====== Provided data

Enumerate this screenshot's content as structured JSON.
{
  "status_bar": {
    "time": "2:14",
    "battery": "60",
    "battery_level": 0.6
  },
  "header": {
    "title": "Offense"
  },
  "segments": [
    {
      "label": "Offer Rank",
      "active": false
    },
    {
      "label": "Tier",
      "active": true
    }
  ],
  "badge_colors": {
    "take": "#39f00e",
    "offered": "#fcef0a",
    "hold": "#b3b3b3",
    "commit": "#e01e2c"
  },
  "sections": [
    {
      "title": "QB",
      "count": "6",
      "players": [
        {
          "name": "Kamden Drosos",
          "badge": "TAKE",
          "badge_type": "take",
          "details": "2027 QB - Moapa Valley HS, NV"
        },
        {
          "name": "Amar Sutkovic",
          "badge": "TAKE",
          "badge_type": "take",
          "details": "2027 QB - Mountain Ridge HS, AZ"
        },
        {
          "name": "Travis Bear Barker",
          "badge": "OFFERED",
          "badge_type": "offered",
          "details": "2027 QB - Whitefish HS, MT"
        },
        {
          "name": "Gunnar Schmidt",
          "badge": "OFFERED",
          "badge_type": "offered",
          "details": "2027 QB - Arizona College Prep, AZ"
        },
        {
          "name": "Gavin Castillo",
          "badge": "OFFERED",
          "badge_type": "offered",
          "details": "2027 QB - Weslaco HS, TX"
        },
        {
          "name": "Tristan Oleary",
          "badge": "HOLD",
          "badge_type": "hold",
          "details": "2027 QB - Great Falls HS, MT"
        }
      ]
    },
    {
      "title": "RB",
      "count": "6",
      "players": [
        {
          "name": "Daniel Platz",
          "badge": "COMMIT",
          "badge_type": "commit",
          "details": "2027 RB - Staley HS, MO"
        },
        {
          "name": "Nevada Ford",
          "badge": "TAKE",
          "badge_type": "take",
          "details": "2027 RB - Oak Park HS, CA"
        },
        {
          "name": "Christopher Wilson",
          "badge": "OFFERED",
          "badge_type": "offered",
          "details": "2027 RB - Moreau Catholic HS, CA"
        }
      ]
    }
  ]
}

============

» **Short task**: Repeat each record exactly. Omit nothing.

» **Exercise response**:
Enumerate this screenshot's content as structured JSON.
{
  "status_bar": {
    "time": "2:14",
    "battery": "60",
    "battery_level": 0.6
  },
  "header": {
    "title": "Offense"
  },
  "segments": [
    {
      "label": "Offer Rank",
      "active": false
    },
    {
      "label": "Tier",
      "active": true
    }
  ],
  "badge_colors": {
    "take": "#39f00e",
    "offered": "#fcef0a",
    "hold": "#b3b3b3",
    "commit": "#e01e2c"
  },
  "sections": [
    {
      "title": "QB",
      "count": "6",
      "players": [
        {
          "name": "Kamden Drosos",
          "badge": "TAKE",
          "badge_type": "take",
          "details": "2027 QB - Moapa Valley HS, NV"
        },
        {
          "name": "Amar Sutkovic",
          "badge": "TAKE",
          "badge_type": "take",
          "details": "2027 QB - Mountain Ridge HS, AZ"
        },
        {
          "name": "Travis Bear Barker",
          "badge": "OFFERED",
          "badge_type": "offered",
          "details": "2027 QB - Whitefish HS, MT"
        },
        {
          "name": "Gunnar Schmidt",
          "badge": "OFFERED",
          "badge_type": "offered",
          "details": "2027 QB - Arizona College Prep, AZ"
        },
        {
          "name": "Gavin Castillo",
          "badge": "OFFERED",
          "badge_type": "offered",
          "details": "2027 QB - Weslaco HS, TX"
        },
        {
          "name": "Tristan Oleary",
          "badge": "HOLD",
          "badge_type": "hold",
          "details": "2027 QB - Great Falls HS, MT"
        }
      ]
    },
    {
      "title": "RB",
      "count": "6",
      "players": [
        {
          "name": "Daniel Platz",
          "badge": "COMMIT",
          "badge_type": "commit",
          "details": "2027 RB - Staley HS, MO"
        },
        {
          "name": "Nevada Ford",
          "badge": "TAKE",
          "badge_type": "take",
          "details": "2027 RB - Oak Park HS, CA"
        },
        {
          "name": "Christopher Wilson",
          "badge": "OFFERED",
          "badge_type": "offered",
          "details": "2027 RB - Moreau Catholic HS, CA"
        }
      ]
    }
  ]
}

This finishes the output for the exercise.